** begin **

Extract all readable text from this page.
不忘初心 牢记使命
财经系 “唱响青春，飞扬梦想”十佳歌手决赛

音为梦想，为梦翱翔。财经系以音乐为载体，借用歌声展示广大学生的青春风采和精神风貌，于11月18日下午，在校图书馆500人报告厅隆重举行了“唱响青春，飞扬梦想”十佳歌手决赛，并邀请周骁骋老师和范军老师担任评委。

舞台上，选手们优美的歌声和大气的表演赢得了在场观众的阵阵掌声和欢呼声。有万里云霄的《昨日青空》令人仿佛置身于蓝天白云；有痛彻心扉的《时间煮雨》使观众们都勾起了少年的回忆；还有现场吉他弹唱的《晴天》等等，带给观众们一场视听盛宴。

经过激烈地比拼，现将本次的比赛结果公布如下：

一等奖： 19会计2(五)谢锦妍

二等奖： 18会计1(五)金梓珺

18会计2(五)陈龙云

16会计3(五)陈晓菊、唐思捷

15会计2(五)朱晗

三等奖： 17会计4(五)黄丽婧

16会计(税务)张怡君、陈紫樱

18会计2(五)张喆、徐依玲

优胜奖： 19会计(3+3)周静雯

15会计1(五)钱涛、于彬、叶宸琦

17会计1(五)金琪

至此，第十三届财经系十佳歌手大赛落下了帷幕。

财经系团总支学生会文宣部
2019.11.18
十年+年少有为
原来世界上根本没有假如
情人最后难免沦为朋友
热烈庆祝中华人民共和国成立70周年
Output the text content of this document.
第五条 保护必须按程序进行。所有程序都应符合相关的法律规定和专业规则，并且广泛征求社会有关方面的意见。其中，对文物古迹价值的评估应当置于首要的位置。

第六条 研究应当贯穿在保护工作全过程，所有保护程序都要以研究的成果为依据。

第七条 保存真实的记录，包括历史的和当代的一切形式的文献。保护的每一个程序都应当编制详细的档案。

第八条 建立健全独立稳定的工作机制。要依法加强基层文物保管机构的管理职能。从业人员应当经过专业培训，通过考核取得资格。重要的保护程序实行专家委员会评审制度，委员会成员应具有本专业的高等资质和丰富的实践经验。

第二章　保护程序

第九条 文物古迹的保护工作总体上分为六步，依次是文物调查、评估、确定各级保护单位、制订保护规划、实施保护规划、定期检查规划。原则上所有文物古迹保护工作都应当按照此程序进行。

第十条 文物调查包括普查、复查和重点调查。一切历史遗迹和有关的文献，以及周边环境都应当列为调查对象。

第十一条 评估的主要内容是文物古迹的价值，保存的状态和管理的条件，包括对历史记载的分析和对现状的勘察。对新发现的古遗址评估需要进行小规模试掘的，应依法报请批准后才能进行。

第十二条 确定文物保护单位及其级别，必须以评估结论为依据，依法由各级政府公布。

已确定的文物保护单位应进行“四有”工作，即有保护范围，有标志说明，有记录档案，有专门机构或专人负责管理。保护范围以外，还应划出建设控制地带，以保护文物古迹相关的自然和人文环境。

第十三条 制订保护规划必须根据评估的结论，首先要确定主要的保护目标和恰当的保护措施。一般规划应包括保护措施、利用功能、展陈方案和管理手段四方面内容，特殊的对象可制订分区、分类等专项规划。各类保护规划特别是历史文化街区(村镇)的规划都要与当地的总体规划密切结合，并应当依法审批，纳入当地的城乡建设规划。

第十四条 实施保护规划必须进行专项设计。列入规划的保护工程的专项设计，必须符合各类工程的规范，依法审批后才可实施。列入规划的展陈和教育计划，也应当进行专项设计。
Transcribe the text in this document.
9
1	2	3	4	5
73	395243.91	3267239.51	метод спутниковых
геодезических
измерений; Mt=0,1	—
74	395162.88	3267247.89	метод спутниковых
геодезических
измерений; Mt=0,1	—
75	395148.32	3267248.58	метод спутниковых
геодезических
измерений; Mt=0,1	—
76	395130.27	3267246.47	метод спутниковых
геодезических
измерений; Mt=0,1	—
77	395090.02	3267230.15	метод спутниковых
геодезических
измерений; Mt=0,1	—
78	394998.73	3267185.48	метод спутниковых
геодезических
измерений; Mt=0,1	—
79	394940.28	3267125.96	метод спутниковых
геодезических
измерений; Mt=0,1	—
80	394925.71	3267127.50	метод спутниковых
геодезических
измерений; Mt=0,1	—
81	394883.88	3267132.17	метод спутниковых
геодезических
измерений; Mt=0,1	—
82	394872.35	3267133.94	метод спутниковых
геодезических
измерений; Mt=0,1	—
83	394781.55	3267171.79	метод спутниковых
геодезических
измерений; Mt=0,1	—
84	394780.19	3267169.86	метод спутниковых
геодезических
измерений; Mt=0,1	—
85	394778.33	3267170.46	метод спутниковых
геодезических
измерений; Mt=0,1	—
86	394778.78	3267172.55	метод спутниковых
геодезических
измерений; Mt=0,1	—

** end **

Copy out all lines from the material above that contain the string "this".

#### SOLUTION:
Extract all readable text from this page.
Output the text content of this document.
Transcribe the text in this document.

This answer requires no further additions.